[Dataset entries on figures]

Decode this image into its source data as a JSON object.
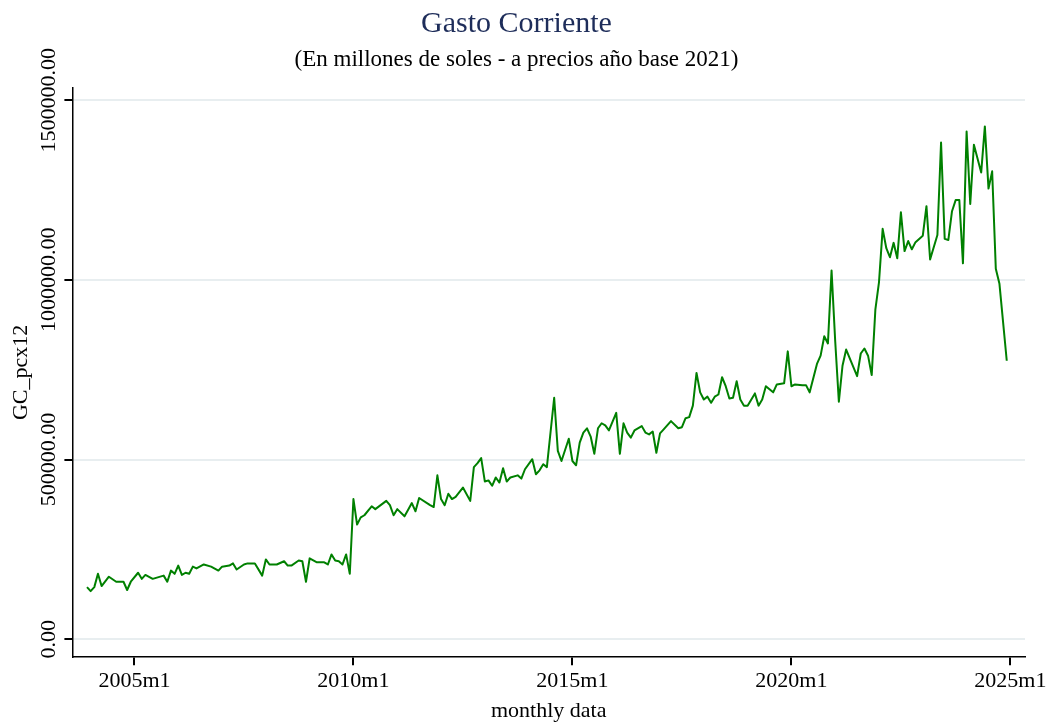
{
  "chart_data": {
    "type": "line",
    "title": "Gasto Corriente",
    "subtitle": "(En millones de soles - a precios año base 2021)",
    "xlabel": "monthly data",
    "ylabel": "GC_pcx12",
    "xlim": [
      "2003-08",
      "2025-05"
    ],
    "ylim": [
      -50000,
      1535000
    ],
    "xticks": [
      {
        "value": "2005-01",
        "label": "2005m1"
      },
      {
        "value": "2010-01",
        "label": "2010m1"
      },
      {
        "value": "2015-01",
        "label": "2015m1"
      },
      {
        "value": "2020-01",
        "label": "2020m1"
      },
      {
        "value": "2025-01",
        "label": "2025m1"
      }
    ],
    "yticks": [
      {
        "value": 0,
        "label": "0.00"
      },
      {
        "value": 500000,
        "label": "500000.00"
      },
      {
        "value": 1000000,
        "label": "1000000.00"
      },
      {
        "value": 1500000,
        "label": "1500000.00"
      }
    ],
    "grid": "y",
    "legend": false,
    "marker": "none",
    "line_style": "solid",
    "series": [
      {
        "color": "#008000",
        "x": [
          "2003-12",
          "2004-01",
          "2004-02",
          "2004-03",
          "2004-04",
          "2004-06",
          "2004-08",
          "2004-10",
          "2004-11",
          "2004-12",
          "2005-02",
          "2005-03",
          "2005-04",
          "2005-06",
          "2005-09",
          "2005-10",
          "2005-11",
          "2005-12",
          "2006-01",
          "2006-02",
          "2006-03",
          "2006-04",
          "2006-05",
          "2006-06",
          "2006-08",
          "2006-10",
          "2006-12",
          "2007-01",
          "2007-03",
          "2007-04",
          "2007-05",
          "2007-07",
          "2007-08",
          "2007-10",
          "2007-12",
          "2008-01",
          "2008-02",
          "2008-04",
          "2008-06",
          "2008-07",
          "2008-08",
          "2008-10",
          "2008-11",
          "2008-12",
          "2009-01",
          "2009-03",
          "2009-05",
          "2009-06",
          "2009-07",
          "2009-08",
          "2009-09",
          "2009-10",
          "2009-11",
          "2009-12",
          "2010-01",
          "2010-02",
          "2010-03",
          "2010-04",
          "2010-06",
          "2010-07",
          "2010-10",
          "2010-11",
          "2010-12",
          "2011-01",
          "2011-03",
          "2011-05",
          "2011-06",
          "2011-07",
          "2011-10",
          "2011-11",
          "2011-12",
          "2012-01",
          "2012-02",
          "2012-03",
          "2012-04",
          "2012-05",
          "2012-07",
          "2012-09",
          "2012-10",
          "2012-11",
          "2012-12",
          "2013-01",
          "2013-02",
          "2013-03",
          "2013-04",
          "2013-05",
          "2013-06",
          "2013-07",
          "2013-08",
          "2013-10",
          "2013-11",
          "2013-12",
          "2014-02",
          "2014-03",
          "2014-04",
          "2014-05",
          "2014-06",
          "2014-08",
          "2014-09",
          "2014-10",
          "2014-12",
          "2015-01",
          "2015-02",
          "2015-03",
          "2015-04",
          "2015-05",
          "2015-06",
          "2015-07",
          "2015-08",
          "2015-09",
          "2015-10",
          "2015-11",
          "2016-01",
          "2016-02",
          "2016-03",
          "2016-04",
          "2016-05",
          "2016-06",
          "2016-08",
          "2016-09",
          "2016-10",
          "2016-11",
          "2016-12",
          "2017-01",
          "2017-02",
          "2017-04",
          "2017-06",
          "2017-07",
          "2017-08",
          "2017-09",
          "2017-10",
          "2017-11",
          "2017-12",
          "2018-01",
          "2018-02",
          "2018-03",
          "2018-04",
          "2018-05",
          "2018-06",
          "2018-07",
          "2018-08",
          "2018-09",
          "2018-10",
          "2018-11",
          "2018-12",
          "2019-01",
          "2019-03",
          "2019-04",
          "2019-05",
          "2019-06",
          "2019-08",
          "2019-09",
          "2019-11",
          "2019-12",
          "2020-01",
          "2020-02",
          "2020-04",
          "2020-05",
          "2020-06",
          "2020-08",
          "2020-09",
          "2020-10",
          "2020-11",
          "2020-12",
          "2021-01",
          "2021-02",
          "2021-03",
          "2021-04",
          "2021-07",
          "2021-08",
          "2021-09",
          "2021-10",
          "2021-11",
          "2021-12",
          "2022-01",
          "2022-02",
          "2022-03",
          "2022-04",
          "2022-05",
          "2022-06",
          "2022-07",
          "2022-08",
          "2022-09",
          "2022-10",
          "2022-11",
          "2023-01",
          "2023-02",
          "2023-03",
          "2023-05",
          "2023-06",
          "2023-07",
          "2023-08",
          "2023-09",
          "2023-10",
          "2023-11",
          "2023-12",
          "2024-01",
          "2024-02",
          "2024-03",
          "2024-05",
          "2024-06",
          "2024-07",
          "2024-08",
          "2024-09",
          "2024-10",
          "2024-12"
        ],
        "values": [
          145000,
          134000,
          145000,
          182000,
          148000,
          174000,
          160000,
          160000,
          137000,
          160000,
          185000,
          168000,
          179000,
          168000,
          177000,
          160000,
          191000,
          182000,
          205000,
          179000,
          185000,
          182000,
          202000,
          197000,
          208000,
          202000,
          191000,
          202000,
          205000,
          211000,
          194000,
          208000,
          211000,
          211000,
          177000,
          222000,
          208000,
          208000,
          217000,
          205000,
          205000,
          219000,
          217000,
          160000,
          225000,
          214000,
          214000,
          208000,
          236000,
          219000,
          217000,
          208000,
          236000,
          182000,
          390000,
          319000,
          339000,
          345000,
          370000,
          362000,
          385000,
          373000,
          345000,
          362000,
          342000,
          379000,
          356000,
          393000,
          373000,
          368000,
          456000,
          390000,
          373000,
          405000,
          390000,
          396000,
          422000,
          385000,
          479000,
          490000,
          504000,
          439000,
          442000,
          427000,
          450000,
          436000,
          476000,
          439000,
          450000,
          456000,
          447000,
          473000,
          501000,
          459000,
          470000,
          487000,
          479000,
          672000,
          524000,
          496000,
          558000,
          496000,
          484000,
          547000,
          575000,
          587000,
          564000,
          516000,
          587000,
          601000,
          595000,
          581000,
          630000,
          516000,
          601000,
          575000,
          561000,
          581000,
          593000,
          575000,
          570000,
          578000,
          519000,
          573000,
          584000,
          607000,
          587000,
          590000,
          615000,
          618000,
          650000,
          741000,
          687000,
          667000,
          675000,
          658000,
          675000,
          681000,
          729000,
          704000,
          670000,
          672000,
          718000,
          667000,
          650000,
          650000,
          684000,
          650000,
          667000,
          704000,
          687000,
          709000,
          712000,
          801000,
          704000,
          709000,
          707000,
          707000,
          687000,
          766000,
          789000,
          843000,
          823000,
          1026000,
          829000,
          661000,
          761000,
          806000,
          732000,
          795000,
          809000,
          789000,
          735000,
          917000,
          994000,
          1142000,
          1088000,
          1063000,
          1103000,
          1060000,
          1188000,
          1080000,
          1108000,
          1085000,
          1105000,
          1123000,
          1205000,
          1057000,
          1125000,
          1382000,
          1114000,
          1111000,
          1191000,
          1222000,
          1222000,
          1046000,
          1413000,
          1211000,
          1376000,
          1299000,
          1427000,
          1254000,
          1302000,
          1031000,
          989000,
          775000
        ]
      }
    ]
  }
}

--

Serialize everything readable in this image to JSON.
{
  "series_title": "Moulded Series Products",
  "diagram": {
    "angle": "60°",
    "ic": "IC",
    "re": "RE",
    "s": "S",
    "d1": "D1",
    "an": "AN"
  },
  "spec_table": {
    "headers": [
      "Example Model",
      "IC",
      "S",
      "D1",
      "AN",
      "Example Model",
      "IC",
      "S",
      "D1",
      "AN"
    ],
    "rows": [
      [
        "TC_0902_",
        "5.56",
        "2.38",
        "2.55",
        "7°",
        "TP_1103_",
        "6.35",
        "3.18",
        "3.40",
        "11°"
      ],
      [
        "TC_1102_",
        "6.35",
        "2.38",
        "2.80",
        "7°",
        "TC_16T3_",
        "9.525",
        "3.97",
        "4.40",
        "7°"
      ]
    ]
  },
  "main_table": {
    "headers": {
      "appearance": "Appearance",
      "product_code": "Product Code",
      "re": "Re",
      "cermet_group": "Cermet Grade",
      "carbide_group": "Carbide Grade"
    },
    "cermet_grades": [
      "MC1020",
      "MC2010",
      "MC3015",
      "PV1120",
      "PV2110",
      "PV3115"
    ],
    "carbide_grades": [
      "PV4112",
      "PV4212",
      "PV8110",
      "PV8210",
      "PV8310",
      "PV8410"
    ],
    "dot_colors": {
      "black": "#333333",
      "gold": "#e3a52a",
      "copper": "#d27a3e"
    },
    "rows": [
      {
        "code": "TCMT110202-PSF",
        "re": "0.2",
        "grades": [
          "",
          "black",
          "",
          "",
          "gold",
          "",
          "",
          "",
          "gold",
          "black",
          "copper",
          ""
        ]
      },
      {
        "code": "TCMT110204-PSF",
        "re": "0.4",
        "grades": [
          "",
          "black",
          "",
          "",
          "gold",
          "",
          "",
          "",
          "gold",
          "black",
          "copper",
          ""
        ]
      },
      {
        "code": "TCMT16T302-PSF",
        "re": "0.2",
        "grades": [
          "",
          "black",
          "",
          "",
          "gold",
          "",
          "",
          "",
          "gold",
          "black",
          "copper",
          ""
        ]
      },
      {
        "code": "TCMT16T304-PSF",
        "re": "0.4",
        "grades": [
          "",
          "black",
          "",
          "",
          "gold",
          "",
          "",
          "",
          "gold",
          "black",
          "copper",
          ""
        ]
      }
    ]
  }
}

Exercise - In the material above, how many lines hold the word "JSON"? Say only the number.

Exercise response - 2